> _AIM OF THE EXERCISE_
Set the listing down again in full, word for word, with the pictures left out.

> _Records contained in a dataset_
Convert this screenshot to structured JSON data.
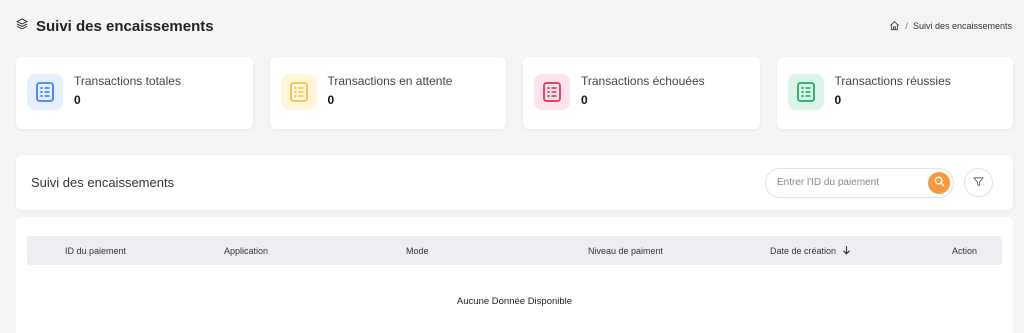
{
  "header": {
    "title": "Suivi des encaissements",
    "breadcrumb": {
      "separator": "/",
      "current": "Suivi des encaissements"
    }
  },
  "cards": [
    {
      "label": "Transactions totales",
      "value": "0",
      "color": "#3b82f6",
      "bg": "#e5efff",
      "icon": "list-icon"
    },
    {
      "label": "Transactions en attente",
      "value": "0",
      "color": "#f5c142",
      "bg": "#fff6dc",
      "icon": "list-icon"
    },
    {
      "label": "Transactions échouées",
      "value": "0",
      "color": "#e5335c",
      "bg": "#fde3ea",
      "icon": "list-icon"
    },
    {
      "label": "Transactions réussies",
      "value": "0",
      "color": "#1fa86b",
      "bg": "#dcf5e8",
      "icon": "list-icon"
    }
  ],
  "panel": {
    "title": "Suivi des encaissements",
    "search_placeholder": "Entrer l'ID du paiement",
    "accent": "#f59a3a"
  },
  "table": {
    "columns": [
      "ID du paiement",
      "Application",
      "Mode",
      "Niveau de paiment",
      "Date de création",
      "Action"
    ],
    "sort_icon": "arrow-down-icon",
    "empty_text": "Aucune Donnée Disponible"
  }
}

> _SOLUTION TO THIS PROBLEM_
Convert this screenshot to structured JSON data.
{
  "header": {
    "title": "Suivi des encaissements",
    "breadcrumb": {
      "separator": "/",
      "current": "Suivi des encaissements"
    }
  },
  "cards": [
    {
      "label": "Transactions totales",
      "value": "0",
      "color": "#3b82f6",
      "bg": "#e5efff",
      "icon": "list-icon"
    },
    {
      "label": "Transactions en attente",
      "value": "0",
      "color": "#f5c142",
      "bg": "#fff6dc",
      "icon": "list-icon"
    },
    {
      "label": "Transactions échouées",
      "value": "0",
      "color": "#e5335c",
      "bg": "#fde3ea",
      "icon": "list-icon"
    },
    {
      "label": "Transactions réussies",
      "value": "0",
      "color": "#1fa86b",
      "bg": "#dcf5e8",
      "icon": "list-icon"
    }
  ],
  "panel": {
    "title": "Suivi des encaissements",
    "search_placeholder": "Entrer l'ID du paiement",
    "accent": "#f59a3a"
  },
  "table": {
    "columns": [
      "ID du paiement",
      "Application",
      "Mode",
      "Niveau de paiment",
      "Date de création",
      "Action"
    ],
    "sort_icon": "arrow-down-icon",
    "empty_text": "Aucune Donnée Disponible"
  }
}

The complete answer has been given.